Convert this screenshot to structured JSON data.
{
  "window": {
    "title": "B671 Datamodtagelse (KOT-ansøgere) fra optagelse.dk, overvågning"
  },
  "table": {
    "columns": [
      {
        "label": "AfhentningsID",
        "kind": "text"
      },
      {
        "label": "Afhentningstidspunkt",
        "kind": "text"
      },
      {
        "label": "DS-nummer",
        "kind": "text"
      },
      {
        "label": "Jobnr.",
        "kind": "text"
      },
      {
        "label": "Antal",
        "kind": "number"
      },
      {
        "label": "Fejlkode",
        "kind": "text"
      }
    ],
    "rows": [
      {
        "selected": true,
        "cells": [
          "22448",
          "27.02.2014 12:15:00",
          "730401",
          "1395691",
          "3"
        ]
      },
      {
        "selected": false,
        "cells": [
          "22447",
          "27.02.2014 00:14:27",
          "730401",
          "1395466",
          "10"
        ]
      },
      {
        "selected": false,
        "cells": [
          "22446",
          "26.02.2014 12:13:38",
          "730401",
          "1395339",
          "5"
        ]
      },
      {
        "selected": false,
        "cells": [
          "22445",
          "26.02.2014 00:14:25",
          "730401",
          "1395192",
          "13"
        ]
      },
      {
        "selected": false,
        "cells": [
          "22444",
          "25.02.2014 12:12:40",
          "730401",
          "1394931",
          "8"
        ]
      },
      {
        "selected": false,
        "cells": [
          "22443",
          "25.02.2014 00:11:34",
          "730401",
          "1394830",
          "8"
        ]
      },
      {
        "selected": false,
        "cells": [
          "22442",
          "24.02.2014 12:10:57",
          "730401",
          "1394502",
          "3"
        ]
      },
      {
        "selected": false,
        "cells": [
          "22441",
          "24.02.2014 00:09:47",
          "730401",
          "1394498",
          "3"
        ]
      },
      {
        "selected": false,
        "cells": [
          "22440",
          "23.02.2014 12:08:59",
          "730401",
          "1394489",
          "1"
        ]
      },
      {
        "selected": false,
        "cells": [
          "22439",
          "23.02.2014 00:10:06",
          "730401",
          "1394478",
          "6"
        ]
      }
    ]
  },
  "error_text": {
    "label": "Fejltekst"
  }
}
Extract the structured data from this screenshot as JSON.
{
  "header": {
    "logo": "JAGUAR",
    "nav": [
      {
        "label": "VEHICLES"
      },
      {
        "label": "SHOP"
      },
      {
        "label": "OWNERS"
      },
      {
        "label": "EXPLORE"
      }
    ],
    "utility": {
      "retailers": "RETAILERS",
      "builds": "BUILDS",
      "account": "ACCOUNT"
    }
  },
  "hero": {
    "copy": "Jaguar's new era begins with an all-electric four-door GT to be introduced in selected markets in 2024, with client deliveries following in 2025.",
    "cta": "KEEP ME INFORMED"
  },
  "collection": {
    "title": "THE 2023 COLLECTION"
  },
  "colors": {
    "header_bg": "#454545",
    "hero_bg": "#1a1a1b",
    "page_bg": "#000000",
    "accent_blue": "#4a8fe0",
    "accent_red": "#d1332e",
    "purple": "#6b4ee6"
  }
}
────────────────
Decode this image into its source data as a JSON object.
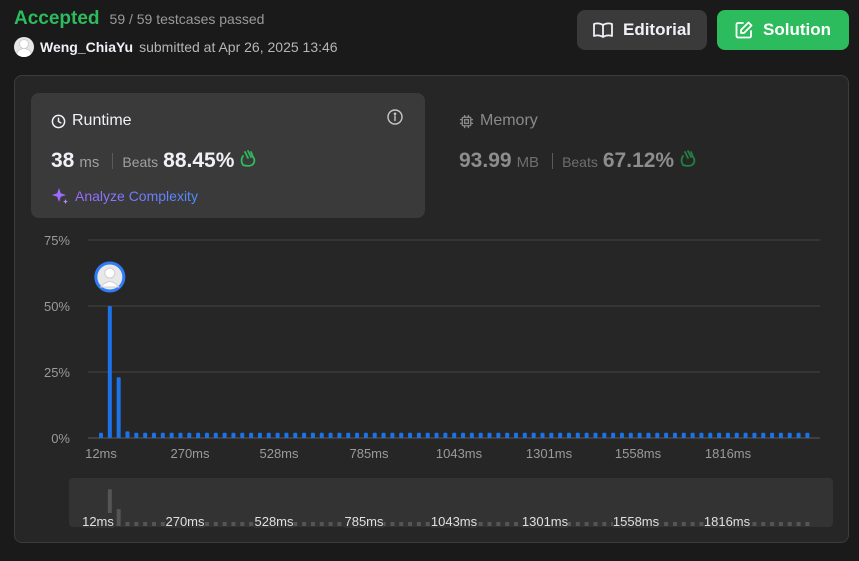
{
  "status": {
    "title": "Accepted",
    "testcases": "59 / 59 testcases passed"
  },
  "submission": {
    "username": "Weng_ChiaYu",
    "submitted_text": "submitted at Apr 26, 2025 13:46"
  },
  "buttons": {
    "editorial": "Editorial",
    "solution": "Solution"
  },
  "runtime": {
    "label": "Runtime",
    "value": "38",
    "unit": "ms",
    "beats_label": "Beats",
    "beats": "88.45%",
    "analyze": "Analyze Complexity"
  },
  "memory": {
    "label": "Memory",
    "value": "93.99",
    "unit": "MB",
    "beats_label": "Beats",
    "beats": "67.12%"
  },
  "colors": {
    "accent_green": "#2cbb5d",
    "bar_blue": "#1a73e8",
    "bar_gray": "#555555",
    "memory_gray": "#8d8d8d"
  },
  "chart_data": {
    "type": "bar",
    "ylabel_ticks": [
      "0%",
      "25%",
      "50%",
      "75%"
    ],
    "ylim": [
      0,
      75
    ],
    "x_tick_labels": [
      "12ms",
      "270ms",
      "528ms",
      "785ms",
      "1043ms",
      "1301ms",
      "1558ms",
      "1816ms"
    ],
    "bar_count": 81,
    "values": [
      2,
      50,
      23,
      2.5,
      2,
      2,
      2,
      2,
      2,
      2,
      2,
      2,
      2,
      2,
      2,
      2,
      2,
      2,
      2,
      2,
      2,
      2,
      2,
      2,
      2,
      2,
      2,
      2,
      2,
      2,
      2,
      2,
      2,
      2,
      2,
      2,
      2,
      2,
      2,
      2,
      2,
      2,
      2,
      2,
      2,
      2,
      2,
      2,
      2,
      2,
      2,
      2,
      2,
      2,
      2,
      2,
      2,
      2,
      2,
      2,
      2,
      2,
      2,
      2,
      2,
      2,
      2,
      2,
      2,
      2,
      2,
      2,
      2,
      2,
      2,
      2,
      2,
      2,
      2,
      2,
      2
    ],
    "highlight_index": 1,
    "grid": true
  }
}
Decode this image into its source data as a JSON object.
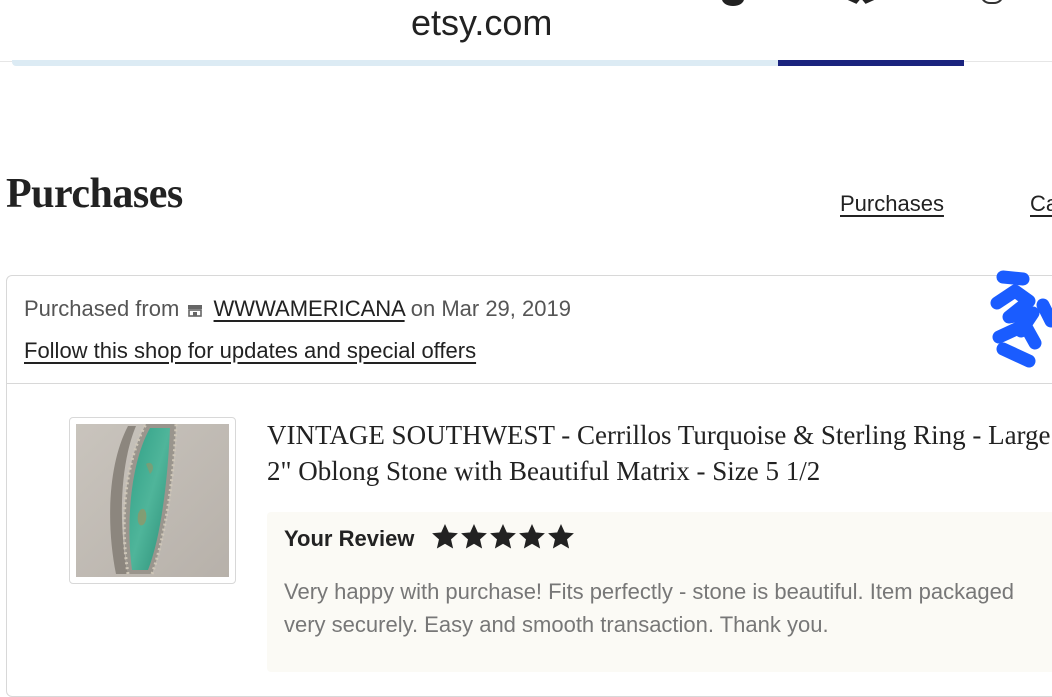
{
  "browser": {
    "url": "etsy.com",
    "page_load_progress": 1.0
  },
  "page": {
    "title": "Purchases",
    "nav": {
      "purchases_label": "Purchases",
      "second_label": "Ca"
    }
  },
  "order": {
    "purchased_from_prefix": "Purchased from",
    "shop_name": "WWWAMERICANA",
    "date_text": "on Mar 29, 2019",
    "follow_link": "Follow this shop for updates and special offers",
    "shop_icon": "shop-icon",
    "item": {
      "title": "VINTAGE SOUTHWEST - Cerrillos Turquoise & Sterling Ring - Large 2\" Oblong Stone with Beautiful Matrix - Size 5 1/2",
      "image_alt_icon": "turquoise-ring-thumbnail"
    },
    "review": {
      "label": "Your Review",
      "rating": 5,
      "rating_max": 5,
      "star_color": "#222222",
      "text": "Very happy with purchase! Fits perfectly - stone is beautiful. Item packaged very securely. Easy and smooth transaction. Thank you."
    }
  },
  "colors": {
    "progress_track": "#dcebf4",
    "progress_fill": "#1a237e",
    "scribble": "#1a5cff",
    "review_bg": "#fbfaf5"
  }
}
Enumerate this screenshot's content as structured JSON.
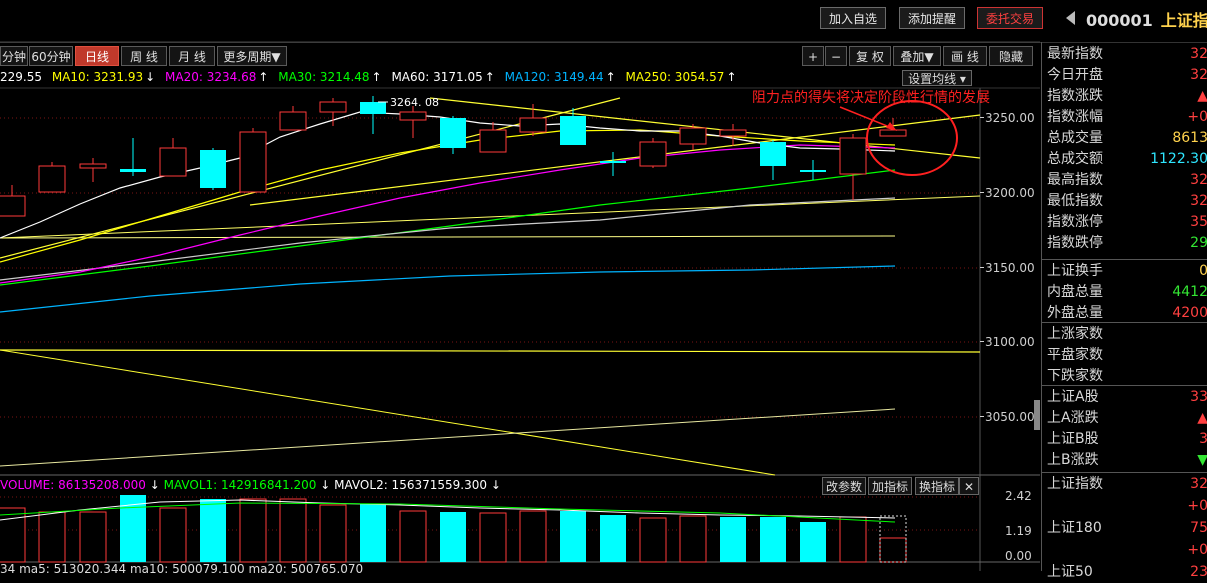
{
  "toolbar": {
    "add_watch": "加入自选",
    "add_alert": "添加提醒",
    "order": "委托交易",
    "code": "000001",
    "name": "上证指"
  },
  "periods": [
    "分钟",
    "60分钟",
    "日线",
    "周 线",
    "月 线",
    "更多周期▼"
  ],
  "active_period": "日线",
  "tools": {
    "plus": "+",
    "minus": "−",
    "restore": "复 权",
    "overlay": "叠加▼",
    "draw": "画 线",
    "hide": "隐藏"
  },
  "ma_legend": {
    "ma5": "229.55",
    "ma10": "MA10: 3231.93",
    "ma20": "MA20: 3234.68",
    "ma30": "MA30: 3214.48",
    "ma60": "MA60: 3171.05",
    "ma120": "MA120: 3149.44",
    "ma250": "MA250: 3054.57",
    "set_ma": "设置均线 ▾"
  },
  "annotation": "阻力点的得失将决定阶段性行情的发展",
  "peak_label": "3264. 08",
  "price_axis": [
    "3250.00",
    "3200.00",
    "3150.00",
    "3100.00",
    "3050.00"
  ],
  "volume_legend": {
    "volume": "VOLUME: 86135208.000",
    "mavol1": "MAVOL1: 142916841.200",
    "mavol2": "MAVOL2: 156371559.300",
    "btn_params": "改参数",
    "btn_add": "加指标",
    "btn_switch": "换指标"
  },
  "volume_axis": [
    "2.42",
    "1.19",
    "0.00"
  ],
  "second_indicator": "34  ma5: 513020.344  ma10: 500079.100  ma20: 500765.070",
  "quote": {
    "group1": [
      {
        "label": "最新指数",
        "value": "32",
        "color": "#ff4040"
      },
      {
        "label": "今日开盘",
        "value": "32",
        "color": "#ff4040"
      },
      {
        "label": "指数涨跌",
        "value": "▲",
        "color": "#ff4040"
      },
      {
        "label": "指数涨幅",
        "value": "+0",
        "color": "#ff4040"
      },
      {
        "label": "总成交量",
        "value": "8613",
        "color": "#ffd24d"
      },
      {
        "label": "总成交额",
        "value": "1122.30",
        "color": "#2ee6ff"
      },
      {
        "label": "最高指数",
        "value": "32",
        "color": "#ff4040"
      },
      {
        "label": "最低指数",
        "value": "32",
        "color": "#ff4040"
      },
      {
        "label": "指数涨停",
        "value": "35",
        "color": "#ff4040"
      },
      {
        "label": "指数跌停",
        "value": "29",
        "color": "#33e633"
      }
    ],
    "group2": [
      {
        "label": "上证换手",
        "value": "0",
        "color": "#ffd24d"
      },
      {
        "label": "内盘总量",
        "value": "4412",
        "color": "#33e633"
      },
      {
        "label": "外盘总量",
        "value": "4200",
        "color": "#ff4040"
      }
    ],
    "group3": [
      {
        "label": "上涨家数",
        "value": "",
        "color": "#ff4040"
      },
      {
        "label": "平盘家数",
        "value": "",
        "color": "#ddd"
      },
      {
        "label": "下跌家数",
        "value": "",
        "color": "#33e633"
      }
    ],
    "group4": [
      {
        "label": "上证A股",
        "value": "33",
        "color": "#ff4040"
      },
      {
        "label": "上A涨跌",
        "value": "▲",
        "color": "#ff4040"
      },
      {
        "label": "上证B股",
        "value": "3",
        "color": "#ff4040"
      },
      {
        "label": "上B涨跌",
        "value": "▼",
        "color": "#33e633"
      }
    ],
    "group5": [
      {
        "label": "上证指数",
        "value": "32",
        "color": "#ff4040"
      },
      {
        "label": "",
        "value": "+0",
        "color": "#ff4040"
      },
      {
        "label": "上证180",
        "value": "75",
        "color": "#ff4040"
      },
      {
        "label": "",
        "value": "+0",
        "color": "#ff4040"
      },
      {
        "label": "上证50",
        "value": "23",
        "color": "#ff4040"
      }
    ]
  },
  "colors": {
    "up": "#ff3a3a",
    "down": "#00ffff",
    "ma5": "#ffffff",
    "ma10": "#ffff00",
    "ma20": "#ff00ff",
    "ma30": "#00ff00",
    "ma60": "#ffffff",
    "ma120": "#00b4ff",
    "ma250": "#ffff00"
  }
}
────────────────
WRITTEN REQUEST → Count every line bearing the word "structured"; report the total only.

FINAL RESULT → 3